● **WHAT YOU ARE ASKED TO DO**
Wherever a line holds the word "JSON", copy that line out.

Begin DATA IN THIS EXERCISE

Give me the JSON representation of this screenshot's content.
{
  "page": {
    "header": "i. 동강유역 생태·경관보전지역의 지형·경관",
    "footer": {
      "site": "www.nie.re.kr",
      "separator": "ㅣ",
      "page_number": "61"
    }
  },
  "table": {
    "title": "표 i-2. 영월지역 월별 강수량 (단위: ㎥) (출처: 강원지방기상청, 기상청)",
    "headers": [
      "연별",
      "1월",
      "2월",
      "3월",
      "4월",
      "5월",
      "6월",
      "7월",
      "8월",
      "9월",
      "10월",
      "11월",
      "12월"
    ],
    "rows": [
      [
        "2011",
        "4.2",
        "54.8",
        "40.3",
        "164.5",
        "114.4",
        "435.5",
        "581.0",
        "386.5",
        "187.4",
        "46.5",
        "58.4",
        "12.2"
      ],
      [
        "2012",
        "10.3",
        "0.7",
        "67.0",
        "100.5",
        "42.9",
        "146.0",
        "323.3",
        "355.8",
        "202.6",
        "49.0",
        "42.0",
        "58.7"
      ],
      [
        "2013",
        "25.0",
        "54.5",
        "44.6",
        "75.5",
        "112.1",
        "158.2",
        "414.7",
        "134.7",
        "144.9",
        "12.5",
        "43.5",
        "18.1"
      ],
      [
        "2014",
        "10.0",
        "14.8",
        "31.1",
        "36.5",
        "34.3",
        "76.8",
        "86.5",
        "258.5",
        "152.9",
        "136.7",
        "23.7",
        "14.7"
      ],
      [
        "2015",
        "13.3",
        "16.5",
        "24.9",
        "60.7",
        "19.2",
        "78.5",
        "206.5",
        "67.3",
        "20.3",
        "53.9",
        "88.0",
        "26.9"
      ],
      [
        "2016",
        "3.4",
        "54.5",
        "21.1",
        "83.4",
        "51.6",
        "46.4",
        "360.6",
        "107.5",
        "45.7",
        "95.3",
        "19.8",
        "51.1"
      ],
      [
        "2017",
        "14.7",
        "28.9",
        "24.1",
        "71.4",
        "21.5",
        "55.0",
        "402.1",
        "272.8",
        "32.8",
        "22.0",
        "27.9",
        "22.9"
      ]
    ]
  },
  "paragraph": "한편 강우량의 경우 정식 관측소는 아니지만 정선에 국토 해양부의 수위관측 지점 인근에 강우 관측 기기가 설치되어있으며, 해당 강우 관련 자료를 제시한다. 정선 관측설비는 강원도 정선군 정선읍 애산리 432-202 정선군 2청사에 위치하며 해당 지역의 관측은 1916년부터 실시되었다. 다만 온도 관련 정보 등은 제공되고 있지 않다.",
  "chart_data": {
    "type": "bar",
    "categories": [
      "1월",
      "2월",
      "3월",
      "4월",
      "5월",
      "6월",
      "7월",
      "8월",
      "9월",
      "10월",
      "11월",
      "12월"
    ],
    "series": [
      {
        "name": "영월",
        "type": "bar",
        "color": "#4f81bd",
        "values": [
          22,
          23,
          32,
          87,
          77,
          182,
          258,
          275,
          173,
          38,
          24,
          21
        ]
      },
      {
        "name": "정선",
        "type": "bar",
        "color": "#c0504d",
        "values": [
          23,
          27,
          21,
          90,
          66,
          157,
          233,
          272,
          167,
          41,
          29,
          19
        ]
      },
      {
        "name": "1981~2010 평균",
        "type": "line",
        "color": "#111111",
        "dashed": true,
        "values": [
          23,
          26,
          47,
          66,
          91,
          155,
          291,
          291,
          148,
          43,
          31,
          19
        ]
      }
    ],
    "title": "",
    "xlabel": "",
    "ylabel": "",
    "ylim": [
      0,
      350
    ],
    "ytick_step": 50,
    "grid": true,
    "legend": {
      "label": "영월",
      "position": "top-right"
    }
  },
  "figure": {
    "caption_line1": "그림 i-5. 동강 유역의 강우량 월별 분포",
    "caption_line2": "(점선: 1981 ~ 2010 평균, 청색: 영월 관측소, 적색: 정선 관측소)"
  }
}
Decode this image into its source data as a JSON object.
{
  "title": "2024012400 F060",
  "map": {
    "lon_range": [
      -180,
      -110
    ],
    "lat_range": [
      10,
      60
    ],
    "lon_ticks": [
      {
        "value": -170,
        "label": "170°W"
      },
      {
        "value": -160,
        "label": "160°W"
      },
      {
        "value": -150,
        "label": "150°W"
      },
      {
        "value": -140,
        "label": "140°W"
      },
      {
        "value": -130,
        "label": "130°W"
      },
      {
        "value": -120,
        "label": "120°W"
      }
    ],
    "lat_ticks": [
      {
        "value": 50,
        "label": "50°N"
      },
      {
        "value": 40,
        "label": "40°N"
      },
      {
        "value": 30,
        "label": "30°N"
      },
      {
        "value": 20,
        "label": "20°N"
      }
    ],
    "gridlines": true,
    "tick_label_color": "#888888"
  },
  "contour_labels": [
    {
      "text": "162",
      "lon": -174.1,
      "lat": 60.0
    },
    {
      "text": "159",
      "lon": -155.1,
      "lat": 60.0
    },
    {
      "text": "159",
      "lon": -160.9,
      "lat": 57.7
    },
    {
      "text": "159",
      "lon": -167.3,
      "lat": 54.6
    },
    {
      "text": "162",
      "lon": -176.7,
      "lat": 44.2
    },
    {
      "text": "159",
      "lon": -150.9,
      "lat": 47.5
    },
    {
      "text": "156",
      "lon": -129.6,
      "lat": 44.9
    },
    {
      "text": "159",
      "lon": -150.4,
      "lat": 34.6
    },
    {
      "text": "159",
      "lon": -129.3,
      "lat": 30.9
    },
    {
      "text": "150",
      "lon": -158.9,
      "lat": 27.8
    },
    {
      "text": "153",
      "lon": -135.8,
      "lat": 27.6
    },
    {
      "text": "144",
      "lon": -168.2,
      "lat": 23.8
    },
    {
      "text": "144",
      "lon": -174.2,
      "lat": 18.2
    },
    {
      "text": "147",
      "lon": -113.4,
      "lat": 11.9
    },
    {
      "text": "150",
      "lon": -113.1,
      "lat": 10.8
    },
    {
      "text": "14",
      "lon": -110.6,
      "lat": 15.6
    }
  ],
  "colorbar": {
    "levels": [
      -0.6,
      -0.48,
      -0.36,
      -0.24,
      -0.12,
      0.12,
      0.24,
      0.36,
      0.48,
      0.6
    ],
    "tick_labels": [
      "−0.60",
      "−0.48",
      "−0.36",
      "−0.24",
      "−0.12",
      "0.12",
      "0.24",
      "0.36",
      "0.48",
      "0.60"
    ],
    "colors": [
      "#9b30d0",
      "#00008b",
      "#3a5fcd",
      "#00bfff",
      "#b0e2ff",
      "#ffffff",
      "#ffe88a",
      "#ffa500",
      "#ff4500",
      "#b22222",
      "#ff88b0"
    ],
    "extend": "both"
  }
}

End DATA IN THIS EXERCISE

● **FULL RESPONSE**
Give me the JSON representation of this screenshot's content.
Decode this image into its source data as a JSON object.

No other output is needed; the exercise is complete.